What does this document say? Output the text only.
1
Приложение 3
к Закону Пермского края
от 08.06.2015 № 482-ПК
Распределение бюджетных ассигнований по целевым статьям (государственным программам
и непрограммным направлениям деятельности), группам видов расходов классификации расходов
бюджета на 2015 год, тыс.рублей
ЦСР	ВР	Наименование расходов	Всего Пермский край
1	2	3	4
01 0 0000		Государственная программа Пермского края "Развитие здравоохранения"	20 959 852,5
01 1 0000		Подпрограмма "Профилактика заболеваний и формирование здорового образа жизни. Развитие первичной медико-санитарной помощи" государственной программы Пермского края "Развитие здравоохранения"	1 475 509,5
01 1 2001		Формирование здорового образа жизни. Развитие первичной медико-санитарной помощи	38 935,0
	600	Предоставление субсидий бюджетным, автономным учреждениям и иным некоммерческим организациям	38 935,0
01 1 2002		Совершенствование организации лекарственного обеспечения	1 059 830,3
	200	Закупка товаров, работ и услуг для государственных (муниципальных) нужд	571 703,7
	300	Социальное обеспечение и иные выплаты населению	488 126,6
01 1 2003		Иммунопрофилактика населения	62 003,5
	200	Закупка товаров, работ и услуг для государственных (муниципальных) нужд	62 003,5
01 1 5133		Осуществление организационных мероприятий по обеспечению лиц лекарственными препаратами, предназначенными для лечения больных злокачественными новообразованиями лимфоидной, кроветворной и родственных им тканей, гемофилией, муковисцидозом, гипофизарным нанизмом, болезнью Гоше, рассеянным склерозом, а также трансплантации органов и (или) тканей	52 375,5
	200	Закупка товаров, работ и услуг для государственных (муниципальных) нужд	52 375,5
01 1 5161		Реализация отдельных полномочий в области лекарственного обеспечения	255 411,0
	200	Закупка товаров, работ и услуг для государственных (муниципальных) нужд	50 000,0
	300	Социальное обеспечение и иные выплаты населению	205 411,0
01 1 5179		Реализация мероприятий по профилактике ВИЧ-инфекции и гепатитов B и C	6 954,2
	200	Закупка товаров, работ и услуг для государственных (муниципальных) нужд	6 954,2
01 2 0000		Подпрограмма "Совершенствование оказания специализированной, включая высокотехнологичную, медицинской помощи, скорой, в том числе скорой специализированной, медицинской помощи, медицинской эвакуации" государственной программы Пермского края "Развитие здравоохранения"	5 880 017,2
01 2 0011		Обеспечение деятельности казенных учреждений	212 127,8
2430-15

Goal of the exercise:
Filter the entries above down to the lines containing the word "нужд".

Solution to this problem:
	200	Закупка товаров, работ и услуг для государственных (муниципальных) нужд	571 703,7
	200	Закупка товаров, работ и услуг для государственных (муниципальных) нужд	62 003,5
	200	Закупка товаров, работ и услуг для государственных (муниципальных) нужд	52 375,5
	200	Закупка товаров, работ и услуг для государственных (муниципальных) нужд	50 000,0
	200	Закупка товаров, работ и услуг для государственных (муниципальных) нужд	6 954,2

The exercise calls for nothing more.